- EXERCISE INPUT
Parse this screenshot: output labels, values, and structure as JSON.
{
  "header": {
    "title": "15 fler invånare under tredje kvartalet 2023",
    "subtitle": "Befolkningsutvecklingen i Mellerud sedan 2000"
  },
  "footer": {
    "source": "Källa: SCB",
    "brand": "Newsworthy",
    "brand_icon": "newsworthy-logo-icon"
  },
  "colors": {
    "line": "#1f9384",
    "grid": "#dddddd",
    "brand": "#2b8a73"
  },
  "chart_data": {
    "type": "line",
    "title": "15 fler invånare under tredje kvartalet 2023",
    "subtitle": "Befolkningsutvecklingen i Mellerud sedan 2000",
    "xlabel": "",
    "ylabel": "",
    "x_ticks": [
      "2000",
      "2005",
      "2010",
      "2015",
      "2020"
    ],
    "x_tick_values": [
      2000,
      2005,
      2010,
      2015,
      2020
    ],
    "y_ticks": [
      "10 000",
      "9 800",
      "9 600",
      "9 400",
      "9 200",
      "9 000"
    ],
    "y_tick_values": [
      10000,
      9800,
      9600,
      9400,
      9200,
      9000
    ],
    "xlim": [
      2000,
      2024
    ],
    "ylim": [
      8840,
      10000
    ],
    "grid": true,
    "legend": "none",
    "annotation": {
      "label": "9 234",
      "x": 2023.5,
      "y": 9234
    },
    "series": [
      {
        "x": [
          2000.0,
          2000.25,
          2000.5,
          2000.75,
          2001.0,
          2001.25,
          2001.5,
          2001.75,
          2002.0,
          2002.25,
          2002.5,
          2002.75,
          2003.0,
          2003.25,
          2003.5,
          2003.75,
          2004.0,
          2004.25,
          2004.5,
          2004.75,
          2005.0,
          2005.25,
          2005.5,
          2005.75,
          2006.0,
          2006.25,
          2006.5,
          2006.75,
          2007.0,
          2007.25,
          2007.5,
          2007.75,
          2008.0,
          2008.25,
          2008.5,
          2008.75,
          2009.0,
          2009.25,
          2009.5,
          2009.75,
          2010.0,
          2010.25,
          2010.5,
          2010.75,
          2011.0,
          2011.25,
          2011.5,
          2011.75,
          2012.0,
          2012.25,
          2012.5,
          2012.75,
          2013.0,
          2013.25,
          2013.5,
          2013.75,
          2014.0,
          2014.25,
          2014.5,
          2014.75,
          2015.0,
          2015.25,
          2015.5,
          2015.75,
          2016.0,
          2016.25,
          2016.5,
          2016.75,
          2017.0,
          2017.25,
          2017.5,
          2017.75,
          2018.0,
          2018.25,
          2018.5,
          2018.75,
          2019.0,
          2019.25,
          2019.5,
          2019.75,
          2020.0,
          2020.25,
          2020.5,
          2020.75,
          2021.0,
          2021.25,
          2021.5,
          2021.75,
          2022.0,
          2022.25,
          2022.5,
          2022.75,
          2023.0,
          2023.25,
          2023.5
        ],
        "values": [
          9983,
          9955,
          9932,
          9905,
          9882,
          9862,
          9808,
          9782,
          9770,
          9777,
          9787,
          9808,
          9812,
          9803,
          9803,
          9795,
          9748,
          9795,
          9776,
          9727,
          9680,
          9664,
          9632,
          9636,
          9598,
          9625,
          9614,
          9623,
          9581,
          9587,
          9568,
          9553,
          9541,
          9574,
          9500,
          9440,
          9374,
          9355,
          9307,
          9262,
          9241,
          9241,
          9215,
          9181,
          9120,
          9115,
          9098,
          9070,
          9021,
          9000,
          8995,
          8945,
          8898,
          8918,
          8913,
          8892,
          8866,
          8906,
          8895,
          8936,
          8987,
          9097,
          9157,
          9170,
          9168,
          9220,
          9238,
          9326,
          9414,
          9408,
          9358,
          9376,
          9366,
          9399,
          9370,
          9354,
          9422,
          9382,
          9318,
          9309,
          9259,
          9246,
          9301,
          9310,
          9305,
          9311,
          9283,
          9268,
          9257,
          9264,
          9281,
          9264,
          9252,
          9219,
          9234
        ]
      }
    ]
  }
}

- WHAT YOU HAVE TO DO
In the entries above, identify every line with the string "sedan".

- EXERCISE ANSWER
    "subtitle": "Befolkningsutvecklingen i Mellerud sedan 2000"
    "subtitle": "Befolkningsutvecklingen i Mellerud sedan 2000",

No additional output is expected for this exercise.